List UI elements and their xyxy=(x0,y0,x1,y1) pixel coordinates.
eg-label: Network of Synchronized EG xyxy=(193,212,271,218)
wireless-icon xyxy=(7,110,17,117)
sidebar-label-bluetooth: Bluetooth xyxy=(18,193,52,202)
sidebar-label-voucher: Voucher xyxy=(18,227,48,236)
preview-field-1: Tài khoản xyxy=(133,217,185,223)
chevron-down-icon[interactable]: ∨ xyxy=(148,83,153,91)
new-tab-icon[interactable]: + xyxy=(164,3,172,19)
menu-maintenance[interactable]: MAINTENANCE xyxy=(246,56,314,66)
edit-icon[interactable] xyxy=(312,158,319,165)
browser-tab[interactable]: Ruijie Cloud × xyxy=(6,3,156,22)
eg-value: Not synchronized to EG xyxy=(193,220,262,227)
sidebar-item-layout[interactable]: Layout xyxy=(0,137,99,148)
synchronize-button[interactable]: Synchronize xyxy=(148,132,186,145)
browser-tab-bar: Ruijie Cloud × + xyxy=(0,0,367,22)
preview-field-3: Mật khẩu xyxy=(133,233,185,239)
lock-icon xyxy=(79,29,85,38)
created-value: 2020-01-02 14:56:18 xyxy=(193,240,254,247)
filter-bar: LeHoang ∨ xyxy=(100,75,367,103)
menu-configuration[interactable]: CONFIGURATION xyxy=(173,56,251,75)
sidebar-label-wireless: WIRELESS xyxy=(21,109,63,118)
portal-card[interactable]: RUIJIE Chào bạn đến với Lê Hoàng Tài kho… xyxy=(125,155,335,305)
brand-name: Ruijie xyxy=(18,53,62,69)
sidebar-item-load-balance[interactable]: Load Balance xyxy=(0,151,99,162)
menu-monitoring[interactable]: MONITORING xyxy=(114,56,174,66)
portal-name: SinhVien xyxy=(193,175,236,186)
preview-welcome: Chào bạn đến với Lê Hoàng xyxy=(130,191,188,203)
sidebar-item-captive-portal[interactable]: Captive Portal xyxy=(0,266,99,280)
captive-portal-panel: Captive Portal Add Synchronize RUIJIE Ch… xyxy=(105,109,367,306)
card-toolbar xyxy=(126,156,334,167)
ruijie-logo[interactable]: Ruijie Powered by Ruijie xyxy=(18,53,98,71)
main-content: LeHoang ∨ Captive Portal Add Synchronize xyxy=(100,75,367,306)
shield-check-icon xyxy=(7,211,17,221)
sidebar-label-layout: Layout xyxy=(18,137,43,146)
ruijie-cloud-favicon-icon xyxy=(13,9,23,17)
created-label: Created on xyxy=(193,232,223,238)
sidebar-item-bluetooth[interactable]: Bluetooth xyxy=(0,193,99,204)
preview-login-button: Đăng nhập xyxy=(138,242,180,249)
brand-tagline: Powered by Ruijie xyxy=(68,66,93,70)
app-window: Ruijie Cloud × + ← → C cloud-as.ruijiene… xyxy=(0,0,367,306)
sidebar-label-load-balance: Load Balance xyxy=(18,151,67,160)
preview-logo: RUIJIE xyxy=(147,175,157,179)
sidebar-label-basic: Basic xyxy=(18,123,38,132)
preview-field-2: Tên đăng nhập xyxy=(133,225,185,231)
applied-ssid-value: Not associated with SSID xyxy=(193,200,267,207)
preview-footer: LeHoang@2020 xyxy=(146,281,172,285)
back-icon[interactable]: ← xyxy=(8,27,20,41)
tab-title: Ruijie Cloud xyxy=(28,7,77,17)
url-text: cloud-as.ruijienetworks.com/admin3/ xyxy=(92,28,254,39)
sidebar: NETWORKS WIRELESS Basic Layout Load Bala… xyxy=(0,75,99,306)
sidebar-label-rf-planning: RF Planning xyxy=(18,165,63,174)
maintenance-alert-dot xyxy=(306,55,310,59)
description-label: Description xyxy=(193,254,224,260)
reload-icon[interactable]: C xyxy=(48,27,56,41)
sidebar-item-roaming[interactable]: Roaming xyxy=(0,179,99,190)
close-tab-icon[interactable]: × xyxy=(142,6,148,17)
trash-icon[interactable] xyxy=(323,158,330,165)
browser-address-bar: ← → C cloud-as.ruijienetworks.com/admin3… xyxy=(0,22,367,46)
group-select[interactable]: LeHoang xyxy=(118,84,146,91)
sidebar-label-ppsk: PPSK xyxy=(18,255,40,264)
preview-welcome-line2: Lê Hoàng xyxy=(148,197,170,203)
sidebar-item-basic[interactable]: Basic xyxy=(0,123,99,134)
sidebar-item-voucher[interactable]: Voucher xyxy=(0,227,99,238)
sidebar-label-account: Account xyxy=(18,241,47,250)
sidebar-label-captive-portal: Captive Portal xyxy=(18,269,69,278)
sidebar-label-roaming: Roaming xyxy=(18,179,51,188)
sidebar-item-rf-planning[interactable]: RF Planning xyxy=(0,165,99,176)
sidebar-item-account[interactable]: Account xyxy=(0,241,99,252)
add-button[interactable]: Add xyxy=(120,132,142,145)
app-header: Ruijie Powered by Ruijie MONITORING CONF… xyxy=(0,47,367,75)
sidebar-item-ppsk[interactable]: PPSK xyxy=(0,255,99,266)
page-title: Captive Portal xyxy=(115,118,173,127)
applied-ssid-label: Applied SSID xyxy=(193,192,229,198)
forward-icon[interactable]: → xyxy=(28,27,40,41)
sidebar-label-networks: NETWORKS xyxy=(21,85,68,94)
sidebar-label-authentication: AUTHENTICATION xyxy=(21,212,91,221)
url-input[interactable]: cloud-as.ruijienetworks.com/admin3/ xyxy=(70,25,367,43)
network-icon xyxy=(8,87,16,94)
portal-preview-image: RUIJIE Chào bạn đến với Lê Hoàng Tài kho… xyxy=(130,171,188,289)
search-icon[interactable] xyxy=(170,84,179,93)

===

_Short problem_
Output every line of the records as a numbered list, omitting blank lines.

_Solved exercise_
1. List UI elements and their xyxy=(x0,y0,x1,y1) pixel coordinates.
2. eg-label: Network of Synchronized EG xyxy=(193,212,271,218)
3. wireless-icon xyxy=(7,110,17,117)
4. sidebar-label-bluetooth: Bluetooth xyxy=(18,193,52,202)
5. sidebar-label-voucher: Voucher xyxy=(18,227,48,236)
6. preview-field-1: Tài khoản xyxy=(133,217,185,223)
7. chevron-down-icon[interactable]: ∨ xyxy=(148,83,153,91)
8. new-tab-icon[interactable]: + xyxy=(164,3,172,19)
9. menu-maintenance[interactable]: MAINTENANCE xyxy=(246,56,314,66)
10. edit-icon[interactable] xyxy=(312,158,319,165)
11. browser-tab[interactable]: Ruijie Cloud × xyxy=(6,3,156,22)
12. eg-value: Not synchronized to EG xyxy=(193,220,262,227)
13. sidebar-item-layout[interactable]: Layout xyxy=(0,137,99,148)
14. synchronize-button[interactable]: Synchronize xyxy=(148,132,186,145)
15. browser-tab-bar: Ruijie Cloud × + xyxy=(0,0,367,22)
16. preview-field-3: Mật khẩu xyxy=(133,233,185,239)
17. lock-icon xyxy=(79,29,85,38)
18. created-value: 2020-01-02 14:56:18 xyxy=(193,240,254,247)
19. filter-bar: LeHoang ∨ xyxy=(100,75,367,103)
20. menu-configuration[interactable]: CONFIGURATION xyxy=(173,56,251,75)
21. sidebar-label-wireless: WIRELESS xyxy=(21,109,63,118)
22. portal-card[interactable]: RUIJIE Chào bạn đến với Lê Hoàng Tài kho… xyxy=(125,155,335,305)
23. brand-name: Ruijie xyxy=(18,53,62,69)
24. sidebar-item-load-balance[interactable]: Load Balance xyxy=(0,151,99,162)
25. menu-monitoring[interactable]: MONITORING xyxy=(114,56,174,66)
26. portal-name: SinhVien xyxy=(193,175,236,186)
27. preview-welcome: Chào bạn đến với Lê Hoàng xyxy=(130,191,188,203)
28. sidebar-item-captive-portal[interactable]: Captive Portal xyxy=(0,266,99,280)
29. captive-portal-panel: Captive Portal Add Synchronize RUIJIE Ch… xyxy=(105,109,367,306)
30. card-toolbar xyxy=(126,156,334,167)
31. ruijie-logo[interactable]: Ruijie Powered by Ruijie xyxy=(18,53,98,71)
32. main-content: LeHoang ∨ Captive Portal Add Synchronize xyxy=(100,75,367,306)
33. shield-check-icon xyxy=(7,211,17,221)
34. sidebar-label-layout: Layout xyxy=(18,137,43,146)
35. ruijie-cloud-favicon-icon xyxy=(13,9,23,17)
36. created-label: Created on xyxy=(193,232,223,238)
37. sidebar-item-bluetooth[interactable]: Bluetooth xyxy=(0,193,99,204)
38. preview-login-button: Đăng nhập xyxy=(138,242,180,249)
39. brand-tagline: Powered by Ruijie xyxy=(68,66,93,70)
40. app-window: Ruijie Cloud × + ← → C cloud-as.ruijiene… xyxy=(0,0,367,306)
41. sidebar-label-load-balance: Load Balance xyxy=(18,151,67,160)
42. preview-logo: RUIJIE xyxy=(147,175,157,179)
43. sidebar-label-basic: Basic xyxy=(18,123,38,132)
44. preview-field-2: Tên đăng nhập xyxy=(133,225,185,231)
45. applied-ssid-value: Not associated with SSID xyxy=(193,200,267,207)
46. preview-footer: LeHoang@2020 xyxy=(146,281,172,285)
47. back-icon[interactable]: ← xyxy=(8,27,20,41)
48. tab-title: Ruijie Cloud xyxy=(28,7,77,17)
49. url-text: cloud-as.ruijienetworks.com/admin3/ xyxy=(92,28,254,39)
50. sidebar: NETWORKS WIRELESS Basic Layout Load Bala… xyxy=(0,75,99,306)
51. sidebar-label-rf-planning: RF Planning xyxy=(18,165,63,174)
52. maintenance-alert-dot xyxy=(306,55,310,59)
53. description-label: Description xyxy=(193,254,224,260)
54. reload-icon[interactable]: C xyxy=(48,27,56,41)
55. sidebar-item-roaming[interactable]: Roaming xyxy=(0,179,99,190)
56. close-tab-icon[interactable]: × xyxy=(142,6,148,17)
57. trash-icon[interactable] xyxy=(323,158,330,165)
58. browser-address-bar: ← → C cloud-as.ruijienetworks.com/admin3… xyxy=(0,22,367,46)
59. group-select[interactable]: LeHoang xyxy=(118,84,146,91)
60. sidebar-label-ppsk: PPSK xyxy=(18,255,40,264)
61. preview-welcome-line2: Lê Hoàng xyxy=(148,197,170,203)
62. sidebar-item-basic[interactable]: Basic xyxy=(0,123,99,134)
63. sidebar-item-voucher[interactable]: Voucher xyxy=(0,227,99,238)
64. sidebar-label-account: Account xyxy=(18,241,47,250)
65. sidebar-label-captive-portal: Captive Portal xyxy=(18,269,69,278)
66. sidebar-label-roaming: Roaming xyxy=(18,179,51,188)
67. sidebar-item-rf-planning[interactable]: RF Planning xyxy=(0,165,99,176)
68. sidebar-item-account[interactable]: Account xyxy=(0,241,99,252)
69. add-button[interactable]: Add xyxy=(120,132,142,145)
70. app-header: Ruijie Powered by Ruijie MONITORING CONF… xyxy=(0,47,367,75)
71. sidebar-item-ppsk[interactable]: PPSK xyxy=(0,255,99,266)
72. page-title: Captive Portal xyxy=(115,118,173,127)
73. applied-ssid-label: Applied SSID xyxy=(193,192,229,198)
74. forward-icon[interactable]: → xyxy=(28,27,40,41)
75. sidebar-label-networks: NETWORKS xyxy=(21,85,68,94)
76. sidebar-label-authentication: AUTHENTICATION xyxy=(21,212,91,221)
77. url-input[interactable]: cloud-as.ruijienetworks.com/admin3/ xyxy=(70,25,367,43)
78. network-icon xyxy=(8,87,16,94)
79. portal-preview-image: RUIJIE Chào bạn đến với Lê Hoàng Tài kho… xyxy=(130,171,188,289)
80. search-icon[interactable] xyxy=(170,84,179,93)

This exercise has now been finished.